▶ Sección de texto
Envuelto en una bolsa para no contagiarme de sarna, lo llevé al veterinario. Lo observé durante la noche. Estaba tembloroso, con miedo, con las orejas caídas, sin poder comer y apenas podía beber agua. Y sin embargo, movía la cola al verme. ¿Cómo no interpretar ese gesto como un grito de auxilio, por encima de su desconfianza, de su miedo? ¿Hacen falta las palabras? Tuvieron que pasar tres semanas para que pudiera abrazarlo y jugar con él. Desde entonces se ha construido una relación de comunicación muy interesante. Es la confirmación de lo que dijo Anatole France: “Hasta que no hayas amado a un animal, parte de tu alma estará dormida”.
Me convertí en eso que juré combatir. Aunque darles trato de humano –con ropa y lenguaje y terapias– siempre me ha parecido injusto para la naturaleza del perro y un tanto ridículo para el humano, decidí nombrarlo como mi escritor favorito y darle mi apellido. Prometo que hasta aquí llegará la humanización de Rulfo Juárez. Pero, ¿yo lo humanizo a él, o él me humaniza a mí?

▶ Comprueba tu comprensión
(a) Devuelve, por favor, el fragmento del texto sobre el perro rescatado que comienza en las palabras "Me convertí en" y termina después de "humaniza a mí?", sin cambiar nada.
(b) Prosigue el texto sobre el perro rescatado a partir de su última oración.

▶ Registros extraídos
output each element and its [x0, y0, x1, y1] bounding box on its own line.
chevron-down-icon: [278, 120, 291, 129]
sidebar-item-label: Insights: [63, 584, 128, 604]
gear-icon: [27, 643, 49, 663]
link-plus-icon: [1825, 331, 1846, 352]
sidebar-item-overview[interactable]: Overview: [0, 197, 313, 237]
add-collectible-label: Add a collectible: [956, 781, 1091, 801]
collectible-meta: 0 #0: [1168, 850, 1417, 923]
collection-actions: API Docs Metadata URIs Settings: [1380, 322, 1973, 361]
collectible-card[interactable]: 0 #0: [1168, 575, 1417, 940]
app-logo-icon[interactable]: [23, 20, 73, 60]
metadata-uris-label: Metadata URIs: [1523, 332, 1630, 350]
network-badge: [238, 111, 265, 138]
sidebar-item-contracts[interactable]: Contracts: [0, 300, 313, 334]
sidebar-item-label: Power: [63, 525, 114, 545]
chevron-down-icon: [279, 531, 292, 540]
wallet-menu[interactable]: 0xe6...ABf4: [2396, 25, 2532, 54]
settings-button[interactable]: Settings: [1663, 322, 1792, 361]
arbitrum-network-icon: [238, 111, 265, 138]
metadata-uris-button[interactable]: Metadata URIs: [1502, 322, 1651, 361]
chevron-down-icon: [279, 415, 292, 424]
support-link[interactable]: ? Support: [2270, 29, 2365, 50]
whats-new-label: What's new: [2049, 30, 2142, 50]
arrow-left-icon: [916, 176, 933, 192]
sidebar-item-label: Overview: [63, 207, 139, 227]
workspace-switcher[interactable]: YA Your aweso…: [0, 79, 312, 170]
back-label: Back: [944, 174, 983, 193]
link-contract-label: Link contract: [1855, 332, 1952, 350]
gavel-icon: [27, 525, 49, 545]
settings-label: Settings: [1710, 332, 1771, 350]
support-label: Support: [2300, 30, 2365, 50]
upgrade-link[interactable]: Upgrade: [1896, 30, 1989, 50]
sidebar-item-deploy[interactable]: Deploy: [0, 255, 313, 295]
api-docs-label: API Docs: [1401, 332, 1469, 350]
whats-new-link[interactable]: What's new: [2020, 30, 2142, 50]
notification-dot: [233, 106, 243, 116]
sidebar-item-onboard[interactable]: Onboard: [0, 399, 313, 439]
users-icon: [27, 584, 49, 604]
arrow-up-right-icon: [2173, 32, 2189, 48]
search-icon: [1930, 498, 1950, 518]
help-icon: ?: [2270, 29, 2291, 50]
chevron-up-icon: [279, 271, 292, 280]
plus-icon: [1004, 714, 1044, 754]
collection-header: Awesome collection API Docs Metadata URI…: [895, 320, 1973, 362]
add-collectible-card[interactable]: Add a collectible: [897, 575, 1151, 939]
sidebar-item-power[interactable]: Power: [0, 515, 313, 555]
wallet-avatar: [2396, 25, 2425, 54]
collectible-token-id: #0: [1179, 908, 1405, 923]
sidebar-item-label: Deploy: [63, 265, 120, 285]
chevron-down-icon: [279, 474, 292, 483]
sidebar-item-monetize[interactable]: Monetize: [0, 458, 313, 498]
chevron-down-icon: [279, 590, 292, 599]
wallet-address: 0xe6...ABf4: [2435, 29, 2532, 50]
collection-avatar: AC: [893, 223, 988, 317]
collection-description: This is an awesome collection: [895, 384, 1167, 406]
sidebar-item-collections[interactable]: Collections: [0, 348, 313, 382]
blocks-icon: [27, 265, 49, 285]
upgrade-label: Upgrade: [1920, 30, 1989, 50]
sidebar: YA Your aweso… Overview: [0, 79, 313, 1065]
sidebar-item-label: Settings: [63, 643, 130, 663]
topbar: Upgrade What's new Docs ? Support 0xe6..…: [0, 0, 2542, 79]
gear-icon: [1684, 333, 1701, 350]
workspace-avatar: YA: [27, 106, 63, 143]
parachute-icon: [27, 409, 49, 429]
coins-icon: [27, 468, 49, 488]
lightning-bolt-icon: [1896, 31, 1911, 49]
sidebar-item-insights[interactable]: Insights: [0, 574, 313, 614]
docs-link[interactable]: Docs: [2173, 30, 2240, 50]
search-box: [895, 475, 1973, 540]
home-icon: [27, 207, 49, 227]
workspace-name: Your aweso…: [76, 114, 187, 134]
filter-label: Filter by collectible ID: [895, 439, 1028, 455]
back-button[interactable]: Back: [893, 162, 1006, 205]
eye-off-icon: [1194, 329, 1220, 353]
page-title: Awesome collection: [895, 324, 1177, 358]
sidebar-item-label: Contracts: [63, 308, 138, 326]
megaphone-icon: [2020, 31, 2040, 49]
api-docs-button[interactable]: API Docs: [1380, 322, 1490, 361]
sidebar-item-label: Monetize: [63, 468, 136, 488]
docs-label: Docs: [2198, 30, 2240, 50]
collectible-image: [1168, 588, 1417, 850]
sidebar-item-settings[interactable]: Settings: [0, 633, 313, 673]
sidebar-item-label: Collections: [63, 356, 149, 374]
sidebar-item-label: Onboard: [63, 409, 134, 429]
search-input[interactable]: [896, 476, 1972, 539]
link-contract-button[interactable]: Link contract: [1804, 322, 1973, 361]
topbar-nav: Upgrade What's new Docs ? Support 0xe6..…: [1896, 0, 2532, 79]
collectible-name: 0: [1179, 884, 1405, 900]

▶ Respuestas dadas
(a)
Me convertí en eso que juré combatir. Aunque darles trato de humano –con ropa y lenguaje y terapias– siempre me ha parecido injusto para la naturaleza del perro y un tanto ridículo para el humano, decidí nombrarlo como mi escritor favorito y darle mi apellido. Prometo que hasta aquí llegará la humanización de Rulfo Juárez. Pero, ¿yo lo humanizo a él, o él me humaniza a mí?

(b)
Sacar un perro de la calle, sanarlo, educarlo, esterilizarlo, además, tiene un ángulo público, en un país donde 70 por ciento de las mascotas son abandonadas, pasan a ser de la calle y terminan siendo ferales. “El 75 por ciento de perros callejeros no han recibido una vacuna o desparasitación en toda su vida, lo que se convierte en un riesgo para la salud pública y un foco de infección para otros perros” (Excélsior). Los perros ferales, sobre todo en zonas cercanas a áreas forestales, tienen un impacto ambiental considerable. Al carecer de comida disponible, se lanzan en jauría a cazar fauna silvestre. Así, pueden atacar de día o noche, mermando las poblaciones de fauna pequeña y mediana por depredación o transmisión de enfermedades. “Los perros y los gatos machos tienden a ser territoriales, al marcar su espacio con orina –hace notar Rafael Flores Peredo, de la Universidad Veracruzana–, con el paso del tiempo esto puede desencadenar problemas potenciales sobre las poblaciones de los animales nativos, al generarles cambios fisiológicos y conductuales, impidiéndoles reproducirse o comer, lo cual derivaría en un descenso drástico en la población que llevaría a eliminarlos de su hábitat original”.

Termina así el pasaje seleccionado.